### [DIRECTIONS FOR THIS TASK]
How many lines of these entries hold the string "prefix"? Answer with the number alone.
## begin
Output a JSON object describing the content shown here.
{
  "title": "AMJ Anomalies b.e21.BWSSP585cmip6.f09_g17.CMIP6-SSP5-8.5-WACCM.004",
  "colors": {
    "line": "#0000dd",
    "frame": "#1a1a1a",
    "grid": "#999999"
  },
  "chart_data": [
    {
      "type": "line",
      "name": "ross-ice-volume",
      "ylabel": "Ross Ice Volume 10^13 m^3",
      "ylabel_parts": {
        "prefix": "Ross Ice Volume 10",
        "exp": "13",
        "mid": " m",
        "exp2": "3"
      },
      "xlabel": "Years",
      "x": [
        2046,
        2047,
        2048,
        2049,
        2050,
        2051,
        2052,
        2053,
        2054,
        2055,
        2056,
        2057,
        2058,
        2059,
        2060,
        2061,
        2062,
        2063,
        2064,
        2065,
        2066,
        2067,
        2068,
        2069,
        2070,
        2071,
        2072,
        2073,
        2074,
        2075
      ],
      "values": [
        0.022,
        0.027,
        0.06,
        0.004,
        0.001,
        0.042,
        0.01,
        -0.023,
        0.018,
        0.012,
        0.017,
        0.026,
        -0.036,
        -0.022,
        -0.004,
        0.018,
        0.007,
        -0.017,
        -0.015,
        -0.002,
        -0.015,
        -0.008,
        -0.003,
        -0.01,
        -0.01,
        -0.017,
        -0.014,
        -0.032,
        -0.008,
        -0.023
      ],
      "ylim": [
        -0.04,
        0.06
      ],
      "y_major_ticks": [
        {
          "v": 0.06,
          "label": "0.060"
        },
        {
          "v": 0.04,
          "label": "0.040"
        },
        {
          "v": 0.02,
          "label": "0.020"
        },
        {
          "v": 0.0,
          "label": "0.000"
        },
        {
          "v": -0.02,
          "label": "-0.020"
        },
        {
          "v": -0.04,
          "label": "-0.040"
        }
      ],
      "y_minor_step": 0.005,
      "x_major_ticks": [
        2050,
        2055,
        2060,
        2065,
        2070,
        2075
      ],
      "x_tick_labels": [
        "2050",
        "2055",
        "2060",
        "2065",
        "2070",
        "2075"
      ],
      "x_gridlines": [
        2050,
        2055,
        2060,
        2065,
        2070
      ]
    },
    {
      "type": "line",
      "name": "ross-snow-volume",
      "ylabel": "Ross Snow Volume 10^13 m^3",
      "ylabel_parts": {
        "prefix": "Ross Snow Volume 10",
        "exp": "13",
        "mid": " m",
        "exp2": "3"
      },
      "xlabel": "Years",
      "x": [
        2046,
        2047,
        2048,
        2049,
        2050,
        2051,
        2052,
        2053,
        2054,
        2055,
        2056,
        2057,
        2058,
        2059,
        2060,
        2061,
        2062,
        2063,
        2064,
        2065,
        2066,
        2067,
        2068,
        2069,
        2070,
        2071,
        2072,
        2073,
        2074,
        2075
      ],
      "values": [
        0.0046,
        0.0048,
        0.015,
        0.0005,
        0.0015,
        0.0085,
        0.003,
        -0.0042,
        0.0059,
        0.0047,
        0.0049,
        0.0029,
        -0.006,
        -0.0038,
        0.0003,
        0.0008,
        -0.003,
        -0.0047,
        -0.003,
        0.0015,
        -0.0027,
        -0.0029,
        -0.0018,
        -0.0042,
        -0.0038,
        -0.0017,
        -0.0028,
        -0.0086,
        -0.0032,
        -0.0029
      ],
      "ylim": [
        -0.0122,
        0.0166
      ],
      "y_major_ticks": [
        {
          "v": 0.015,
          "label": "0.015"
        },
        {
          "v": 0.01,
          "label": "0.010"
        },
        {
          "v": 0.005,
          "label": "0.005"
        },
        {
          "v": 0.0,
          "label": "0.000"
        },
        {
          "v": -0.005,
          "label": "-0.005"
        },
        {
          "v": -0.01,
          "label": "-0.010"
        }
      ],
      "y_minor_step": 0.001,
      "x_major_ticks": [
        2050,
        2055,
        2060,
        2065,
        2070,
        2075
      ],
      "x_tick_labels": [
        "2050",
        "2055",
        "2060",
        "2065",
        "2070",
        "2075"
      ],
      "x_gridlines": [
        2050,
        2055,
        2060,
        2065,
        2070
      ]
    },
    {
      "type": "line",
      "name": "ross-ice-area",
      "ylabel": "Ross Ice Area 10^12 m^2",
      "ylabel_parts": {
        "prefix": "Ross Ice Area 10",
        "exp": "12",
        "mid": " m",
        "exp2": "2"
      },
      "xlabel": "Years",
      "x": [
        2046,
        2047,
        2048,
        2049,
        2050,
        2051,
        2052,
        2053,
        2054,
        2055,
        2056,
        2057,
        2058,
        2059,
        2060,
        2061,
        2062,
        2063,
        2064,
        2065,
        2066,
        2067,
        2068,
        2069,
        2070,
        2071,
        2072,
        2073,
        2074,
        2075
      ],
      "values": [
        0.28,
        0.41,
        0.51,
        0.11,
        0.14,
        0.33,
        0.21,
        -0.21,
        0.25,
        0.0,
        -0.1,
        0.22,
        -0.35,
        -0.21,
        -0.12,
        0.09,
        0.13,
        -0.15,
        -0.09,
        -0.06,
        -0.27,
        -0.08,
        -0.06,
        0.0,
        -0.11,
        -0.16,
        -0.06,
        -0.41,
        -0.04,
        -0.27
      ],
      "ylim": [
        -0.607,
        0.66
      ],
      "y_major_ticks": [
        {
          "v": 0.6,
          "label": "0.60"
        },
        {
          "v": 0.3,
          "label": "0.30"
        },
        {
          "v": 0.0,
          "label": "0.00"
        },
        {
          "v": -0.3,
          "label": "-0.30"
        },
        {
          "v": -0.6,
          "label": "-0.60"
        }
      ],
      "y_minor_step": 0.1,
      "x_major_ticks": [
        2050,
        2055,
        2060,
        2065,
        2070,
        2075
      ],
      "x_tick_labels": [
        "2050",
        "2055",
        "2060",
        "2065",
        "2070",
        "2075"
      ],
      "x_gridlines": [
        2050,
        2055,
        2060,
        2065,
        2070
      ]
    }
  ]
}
## end
### [COMPLETE OUTPUT]
3